## Task description
Each entry below must be repeated exactly, with pictures left out.

Data items
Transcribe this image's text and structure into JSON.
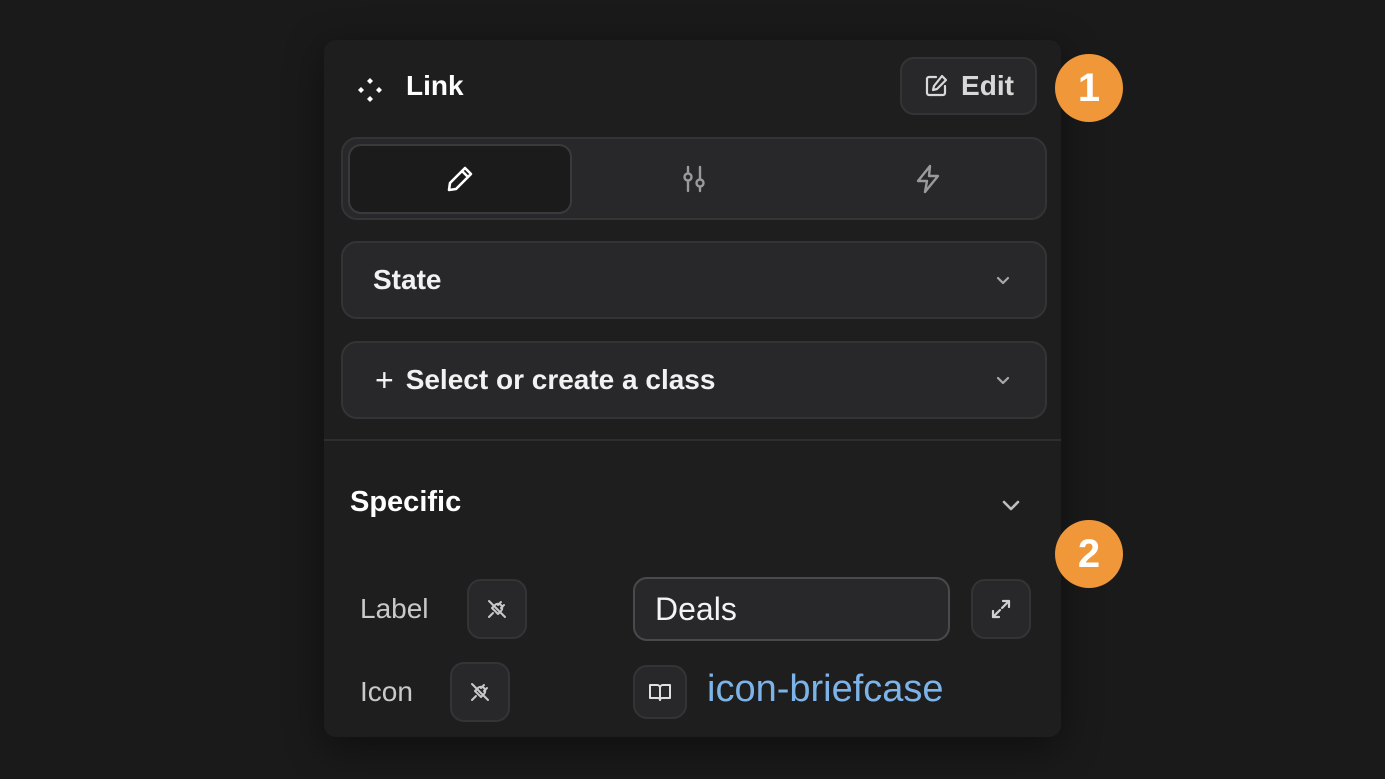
{
  "header": {
    "title": "Link",
    "edit_label": "Edit"
  },
  "tabs": [
    {
      "icon": "pencil-icon",
      "active": true
    },
    {
      "icon": "sliders-icon",
      "active": false
    },
    {
      "icon": "lightning-icon",
      "active": false
    }
  ],
  "state_select": {
    "label": "State"
  },
  "class_select": {
    "plus": "+",
    "label": "Select or create a class"
  },
  "section": {
    "title": "Specific"
  },
  "fields": {
    "label": {
      "name": "Label",
      "value": "Deals"
    },
    "icon": {
      "name": "Icon",
      "value": "icon-briefcase"
    }
  },
  "badges": [
    "1",
    "2"
  ],
  "colors": {
    "background": "#1a1a1a",
    "panel": "#1e1e1f",
    "control": "#28282a",
    "link": "#7cb3e8",
    "badge": "#f0973a"
  }
}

## Output of the exercise
Transcribe this image's text and structure into JSON.
{
  "header": {
    "title": "Link",
    "edit_label": "Edit"
  },
  "tabs": [
    {
      "icon": "pencil-icon",
      "active": true
    },
    {
      "icon": "sliders-icon",
      "active": false
    },
    {
      "icon": "lightning-icon",
      "active": false
    }
  ],
  "state_select": {
    "label": "State"
  },
  "class_select": {
    "plus": "+",
    "label": "Select or create a class"
  },
  "section": {
    "title": "Specific"
  },
  "fields": {
    "label": {
      "name": "Label",
      "value": "Deals"
    },
    "icon": {
      "name": "Icon",
      "value": "icon-briefcase"
    }
  },
  "badges": [
    "1",
    "2"
  ],
  "colors": {
    "background": "#1a1a1a",
    "panel": "#1e1e1f",
    "control": "#28282a",
    "link": "#7cb3e8",
    "badge": "#f0973a"
  }
}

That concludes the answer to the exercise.